Collected data:
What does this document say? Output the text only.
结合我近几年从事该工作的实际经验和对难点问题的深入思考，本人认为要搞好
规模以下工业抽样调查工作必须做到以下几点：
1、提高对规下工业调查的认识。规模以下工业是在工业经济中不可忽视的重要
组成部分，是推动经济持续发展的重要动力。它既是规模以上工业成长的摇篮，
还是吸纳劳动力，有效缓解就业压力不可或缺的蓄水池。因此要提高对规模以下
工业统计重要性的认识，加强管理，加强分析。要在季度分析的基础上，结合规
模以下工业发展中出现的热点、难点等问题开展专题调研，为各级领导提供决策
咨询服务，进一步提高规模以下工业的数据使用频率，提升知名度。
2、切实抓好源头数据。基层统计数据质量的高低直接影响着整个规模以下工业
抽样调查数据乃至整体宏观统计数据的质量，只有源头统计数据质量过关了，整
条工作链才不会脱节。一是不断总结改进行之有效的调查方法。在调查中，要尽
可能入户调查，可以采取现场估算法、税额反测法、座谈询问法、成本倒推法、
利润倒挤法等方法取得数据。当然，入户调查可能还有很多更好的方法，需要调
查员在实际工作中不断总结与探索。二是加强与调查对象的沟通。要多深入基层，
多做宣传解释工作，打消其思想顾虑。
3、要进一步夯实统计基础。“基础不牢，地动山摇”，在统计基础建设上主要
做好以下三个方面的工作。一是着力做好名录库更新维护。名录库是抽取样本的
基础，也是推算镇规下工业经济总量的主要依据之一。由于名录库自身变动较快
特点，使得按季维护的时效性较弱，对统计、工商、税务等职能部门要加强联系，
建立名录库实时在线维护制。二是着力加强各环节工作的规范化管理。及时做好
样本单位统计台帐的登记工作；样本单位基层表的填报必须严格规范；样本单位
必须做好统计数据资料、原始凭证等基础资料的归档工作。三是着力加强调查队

**THE TASK**
Type the whole listing again, unaltered.

**FULL OUTPUT**
What does this document say? Output the text only.
结合我近几年从事该工作的实际经验和对难点问题的深入思考，本人认为要搞好
规模以下工业抽样调查工作必须做到以下几点：
1、提高对规下工业调查的认识。规模以下工业是在工业经济中不可忽视的重要
组成部分，是推动经济持续发展的重要动力。它既是规模以上工业成长的摇篮，
还是吸纳劳动力，有效缓解就业压力不可或缺的蓄水池。因此要提高对规模以下
工业统计重要性的认识，加强管理，加强分析。要在季度分析的基础上，结合规
模以下工业发展中出现的热点、难点等问题开展专题调研，为各级领导提供决策
咨询服务，进一步提高规模以下工业的数据使用频率，提升知名度。
2、切实抓好源头数据。基层统计数据质量的高低直接影响着整个规模以下工业
抽样调查数据乃至整体宏观统计数据的质量，只有源头统计数据质量过关了，整
条工作链才不会脱节。一是不断总结改进行之有效的调查方法。在调查中，要尽
可能入户调查，可以采取现场估算法、税额反测法、座谈询问法、成本倒推法、
利润倒挤法等方法取得数据。当然，入户调查可能还有很多更好的方法，需要调
查员在实际工作中不断总结与探索。二是加强与调查对象的沟通。要多深入基层，
多做宣传解释工作，打消其思想顾虑。
3、要进一步夯实统计基础。“基础不牢，地动山摇”，在统计基础建设上主要
做好以下三个方面的工作。一是着力做好名录库更新维护。名录库是抽取样本的
基础，也是推算镇规下工业经济总量的主要依据之一。由于名录库自身变动较快
特点，使得按季维护的时效性较弱，对统计、工商、税务等职能部门要加强联系，
建立名录库实时在线维护制。二是着力加强各环节工作的规范化管理。及时做好
样本单位统计台帐的登记工作；样本单位基层表的填报必须严格规范；样本单位
必须做好统计数据资料、原始凭证等基础资料的归档工作。三是着力加强调查队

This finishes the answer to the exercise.